● **INSTRUCTIONS FOR THE TASK**
Nothing in the data should change when you return it, but leave the pictures out.

___ MATERIAL FOR THIS TASK ___

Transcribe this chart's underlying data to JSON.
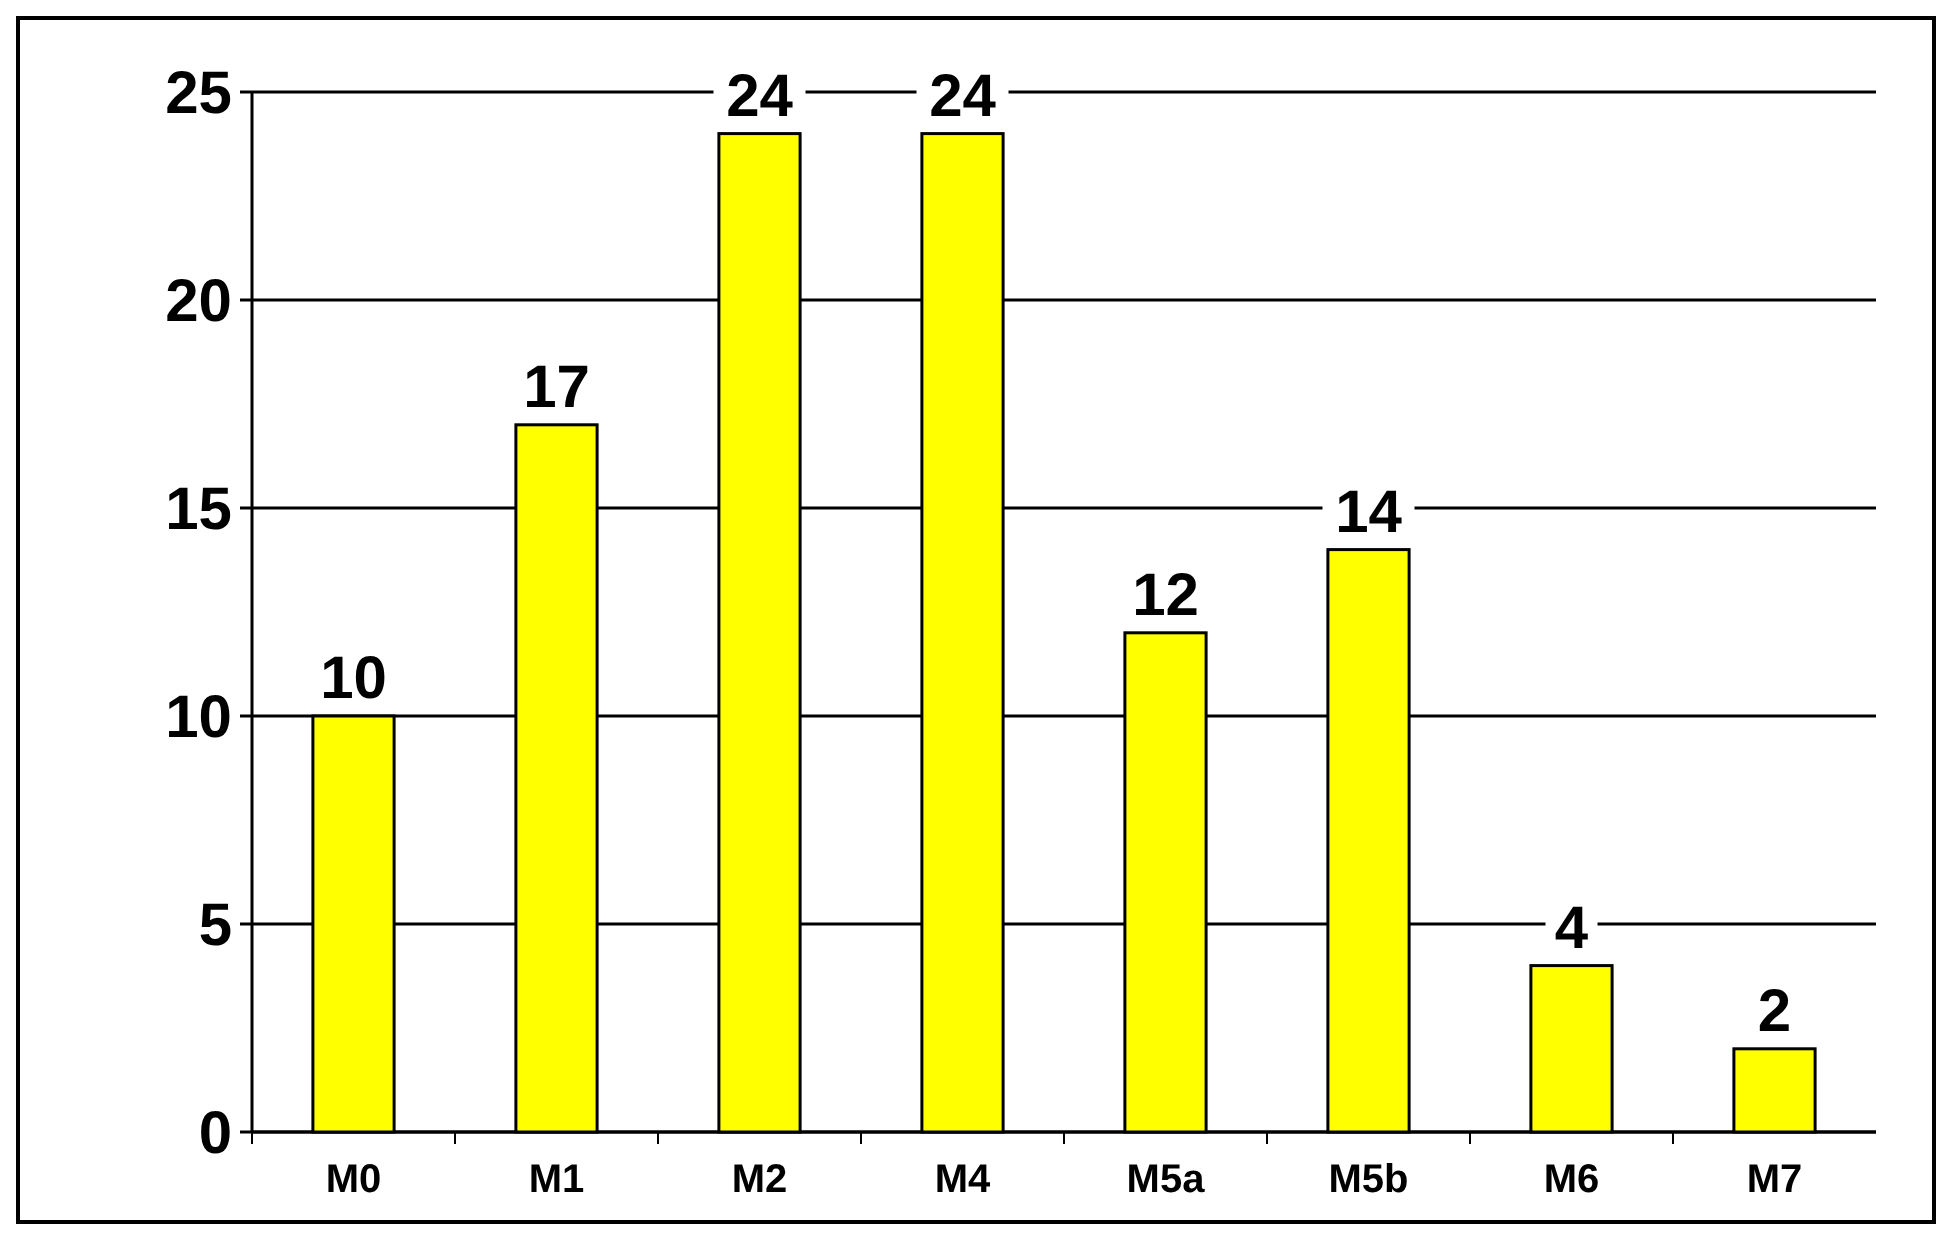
{
  "chart_data": {
    "type": "bar",
    "categories": [
      "M0",
      "M1",
      "M2",
      "M4",
      "M5a",
      "M5b",
      "M6",
      "M7"
    ],
    "values": [
      10,
      17,
      24,
      24,
      12,
      14,
      4,
      2
    ],
    "color": "#ffff00",
    "ylim": [
      0,
      25
    ],
    "yticks": [
      0,
      5,
      10,
      15,
      20,
      25
    ],
    "grid": "y",
    "data_labels": true
  }
}
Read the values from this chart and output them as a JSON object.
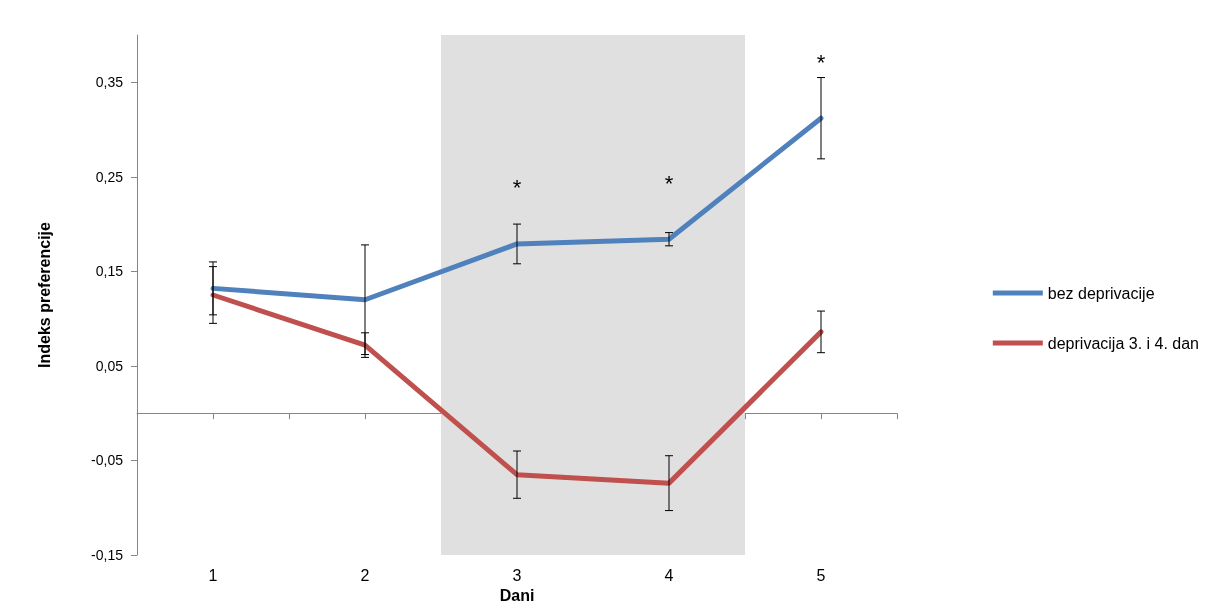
{
  "chart_data": {
    "type": "line",
    "xlabel": "Dani",
    "ylabel": "Indeks preferencije",
    "x": [
      1,
      2,
      3,
      4,
      5
    ],
    "series": [
      {
        "name": "bez deprivacije",
        "color": "#4f81bd",
        "values": [
          0.132,
          0.12,
          0.179,
          0.184,
          0.312
        ],
        "errors": [
          0.028,
          0.058,
          0.021,
          0.007,
          0.043
        ]
      },
      {
        "name": "deprivacija 3. i 4. dan",
        "color": "#c0504d",
        "values": [
          0.125,
          0.072,
          -0.065,
          -0.074,
          0.086
        ],
        "errors": [
          0.03,
          0.013,
          0.025,
          0.029,
          0.022
        ]
      }
    ],
    "xlim": [
      0.5,
      5.5
    ],
    "xticks": [
      {
        "value": 0.5,
        "label": null
      },
      1,
      {
        "value": 1.5,
        "label": null
      },
      2,
      {
        "value": 2.5,
        "label": null
      },
      3,
      {
        "value": 3.5,
        "label": null
      },
      4,
      {
        "value": 4.5,
        "label": null
      },
      5,
      {
        "value": 5.5,
        "label": null
      }
    ],
    "ylim": [
      -0.15,
      0.4
    ],
    "yticks": [
      {
        "value": -0.15,
        "label": "-0,15"
      },
      {
        "value": -0.05,
        "label": "-0,05"
      },
      {
        "value": 0.05,
        "label": "0,05"
      },
      {
        "value": 0.15,
        "label": "0,15"
      },
      {
        "value": 0.25,
        "label": "0,25"
      },
      {
        "value": 0.35,
        "label": "0,35"
      }
    ],
    "bands": [
      {
        "axis": "x",
        "from": 2.5,
        "to": 4.5,
        "color": "#e0e0e0"
      }
    ],
    "annotations": [
      {
        "text": "*",
        "x": 3,
        "y": 0.179
      },
      {
        "text": "*",
        "x": 4,
        "y": 0.184
      },
      {
        "text": "*",
        "x": 5,
        "y": 0.312
      }
    ],
    "grid": false,
    "legend": "right",
    "marker": "none",
    "line_style": "solid"
  }
}
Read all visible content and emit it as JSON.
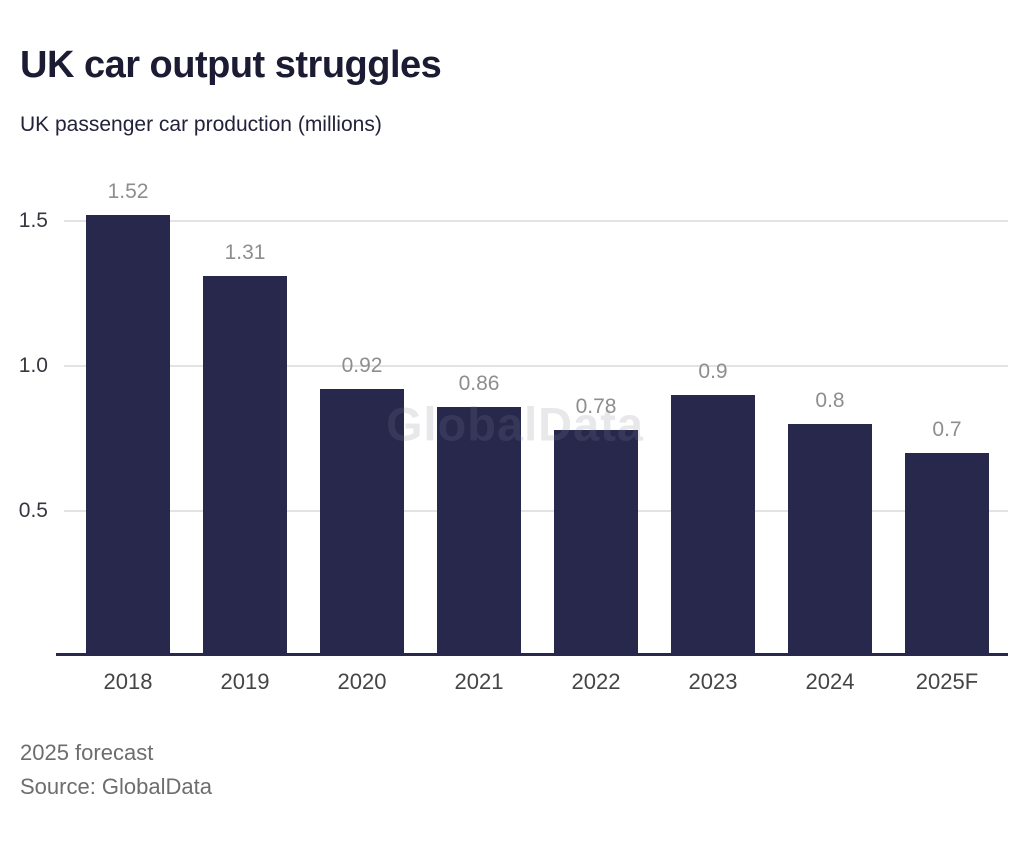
{
  "header": {
    "title": "UK car output struggles",
    "subtitle": "UK passenger car production (millions)"
  },
  "chart_data": {
    "type": "bar",
    "title": "UK car output struggles",
    "subtitle": "UK passenger car production (millions)",
    "categories": [
      "2018",
      "2019",
      "2020",
      "2021",
      "2022",
      "2023",
      "2024",
      "2025F"
    ],
    "values": [
      1.52,
      1.31,
      0.92,
      0.86,
      0.78,
      0.9,
      0.8,
      0.7
    ],
    "value_labels": [
      "1.52",
      "1.31",
      "0.92",
      "0.86",
      "0.78",
      "0.9",
      "0.8",
      "0.7"
    ],
    "ylim": [
      0,
      1.6
    ],
    "yticks": [
      {
        "value": 0.5,
        "label": "0.5"
      },
      {
        "value": 1.0,
        "label": "1.0"
      },
      {
        "value": 1.5,
        "label": "1.5"
      }
    ],
    "grid": true,
    "legend": "none",
    "watermark": "GlobalData",
    "bar_color": "#28284d",
    "grid_color": "#e3e3e3",
    "axis_color": "#28284d",
    "value_label_color": "#8e8e8e",
    "xtick_color": "#454545",
    "ytick_color": "#37373f"
  },
  "footer": {
    "note": "2025 forecast",
    "source": "Source: GlobalData"
  }
}
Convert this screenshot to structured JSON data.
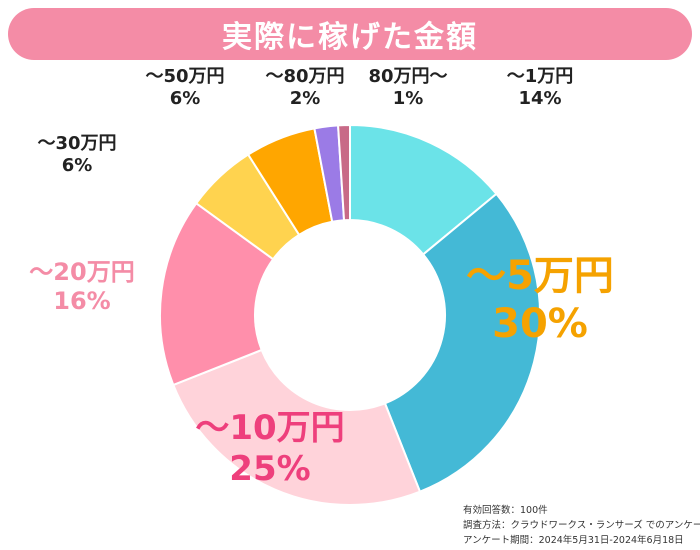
{
  "header": {
    "title": "実際に稼げた金額"
  },
  "chart_data": {
    "type": "pie",
    "variant": "donut",
    "start": "top, clockwise",
    "categories": [
      "～1万円",
      "～5万円",
      "～10万円",
      "～20万円",
      "～30万円",
      "～50万円",
      "～80万円",
      "80万円～"
    ],
    "values": [
      14,
      30,
      25,
      16,
      6,
      6,
      2,
      1
    ],
    "value_labels": [
      "14%",
      "30%",
      "25%",
      "16%",
      "6%",
      "6%",
      "2%",
      "1%"
    ],
    "colors": [
      "#6be3e8",
      "#44b9d6",
      "#ffd3da",
      "#ff8fab",
      "#ffd34f",
      "#ffa600",
      "#9b7be6",
      "#c86a87"
    ],
    "label_colors": [
      "#222222",
      "#f5a200",
      "#ee3f7c",
      "#f48ca6",
      "#222222",
      "#222222",
      "#222222",
      "#222222"
    ]
  },
  "footnote": {
    "line1": "有効回答数：100件",
    "line2": "調査方法：クラウドワークス・ランサーズ でのアンケート",
    "line3": "アンケート期間：2024年5月31日‐2024年6月18日"
  }
}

___

● **SOLUTION TO THIS TASK**
Transcribe this chart's underlying data to JSON.
{
  "chart_data": {
    "type": "bar",
    "categories": [
      "M0",
      "M1",
      "M2",
      "M4",
      "M5a",
      "M5b",
      "M6",
      "M7"
    ],
    "values": [
      10,
      17,
      24,
      24,
      12,
      14,
      4,
      2
    ],
    "color": "#ffff00",
    "ylim": [
      0,
      25
    ],
    "yticks": [
      0,
      5,
      10,
      15,
      20,
      25
    ],
    "grid": "y",
    "data_labels": true
  }
}
Read the values from this chart and output them as a JSON object.
{
  "chart_data": {
    "type": "line",
    "xlabel": "Dani",
    "ylabel": "Indeks preferencije",
    "x": [
      1,
      2,
      3,
      4,
      5
    ],
    "series": [
      {
        "name": "bez deprivacije",
        "color": "#4f81bd",
        "values": [
          0.132,
          0.12,
          0.179,
          0.184,
          0.312
        ],
        "errors": [
          0.028,
          0.058,
          0.021,
          0.007,
          0.043
        ]
      },
      {
        "name": "deprivacija 3. i 4. dan",
        "color": "#c0504d",
        "values": [
          0.125,
          0.072,
          -0.065,
          -0.074,
          0.086
        ],
        "errors": [
          0.03,
          0.013,
          0.025,
          0.029,
          0.022
        ]
      }
    ],
    "xlim": [
      0.5,
      5.5
    ],
    "xticks": [
      {
        "value": 0.5,
        "label": null
      },
      1,
      {
        "value": 1.5,
        "label": null
      },
      2,
      {
        "value": 2.5,
        "label": null
      },
      3,
      {
        "value": 3.5,
        "label": null
      },
      4,
      {
        "value": 4.5,
        "label": null
      },
      5,
      {
        "value": 5.5,
        "label": null
      }
    ],
    "ylim": [
      -0.15,
      0.4
    ],
    "yticks": [
      {
        "value": -0.15,
        "label": "-0,15"
      },
      {
        "value": -0.05,
        "label": "-0,05"
      },
      {
        "value": 0.05,
        "label": "0,05"
      },
      {
        "value": 0.15,
        "label": "0,15"
      },
      {
        "value": 0.25,
        "label": "0,25"
      },
      {
        "value": 0.35,
        "label": "0,35"
      }
    ],
    "bands": [
      {
        "axis": "x",
        "from": 2.5,
        "to": 4.5,
        "color": "#e0e0e0"
      }
    ],
    "annotations": [
      {
        "text": "*",
        "x": 3,
        "y": 0.179
      },
      {
        "text": "*",
        "x": 4,
        "y": 0.184
      },
      {
        "text": "*",
        "x": 5,
        "y": 0.312
      }
    ],
    "grid": false,
    "legend": "right",
    "marker": "none",
    "line_style": "solid"
  }
}
Read all visible content and emit it as JSON.
{
  "header": {
    "title": "UK car output struggles",
    "subtitle": "UK passenger car production (millions)"
  },
  "chart_data": {
    "type": "bar",
    "title": "UK car output struggles",
    "subtitle": "UK passenger car production (millions)",
    "categories": [
      "2018",
      "2019",
      "2020",
      "2021",
      "2022",
      "2023",
      "2024",
      "2025F"
    ],
    "values": [
      1.52,
      1.31,
      0.92,
      0.86,
      0.78,
      0.9,
      0.8,
      0.7
    ],
    "value_labels": [
      "1.52",
      "1.31",
      "0.92",
      "0.86",
      "0.78",
      "0.9",
      "0.8",
      "0.7"
    ],
    "ylim": [
      0,
      1.6
    ],
    "yticks": [
      {
        "value": 0.5,
        "label": "0.5"
      },
      {
        "value": 1.0,
        "label": "1.0"
      },
      {
        "value": 1.5,
        "label": "1.5"
      }
    ],
    "grid": true,
    "legend": "none",
    "watermark": "GlobalData",
    "bar_color": "#28284d",
    "grid_color": "#e3e3e3",
    "axis_color": "#28284d",
    "value_label_color": "#8e8e8e",
    "xtick_color": "#454545",
    "ytick_color": "#37373f"
  },
  "footer": {
    "note": "2025 forecast",
    "source": "Source: GlobalData"
  }
}
Convert this screenshot to structured JSON data.
{
  "header": {
    "title": "実際に稼げた金額"
  },
  "chart_data": {
    "type": "pie",
    "variant": "donut",
    "start": "top, clockwise",
    "categories": [
      "～1万円",
      "～5万円",
      "～10万円",
      "～20万円",
      "～30万円",
      "～50万円",
      "～80万円",
      "80万円～"
    ],
    "values": [
      14,
      30,
      25,
      16,
      6,
      6,
      2,
      1
    ],
    "value_labels": [
      "14%",
      "30%",
      "25%",
      "16%",
      "6%",
      "6%",
      "2%",
      "1%"
    ],
    "colors": [
      "#6be3e8",
      "#44b9d6",
      "#ffd3da",
      "#ff8fab",
      "#ffd34f",
      "#ffa600",
      "#9b7be6",
      "#c86a87"
    ],
    "label_colors": [
      "#222222",
      "#f5a200",
      "#ee3f7c",
      "#f48ca6",
      "#222222",
      "#222222",
      "#222222",
      "#222222"
    ]
  },
  "footnote": {
    "line1": "有効回答数：100件",
    "line2": "調査方法：クラウドワークス・ランサーズ でのアンケート",
    "line3": "アンケート期間：2024年5月31日‐2024年6月18日"
  }
}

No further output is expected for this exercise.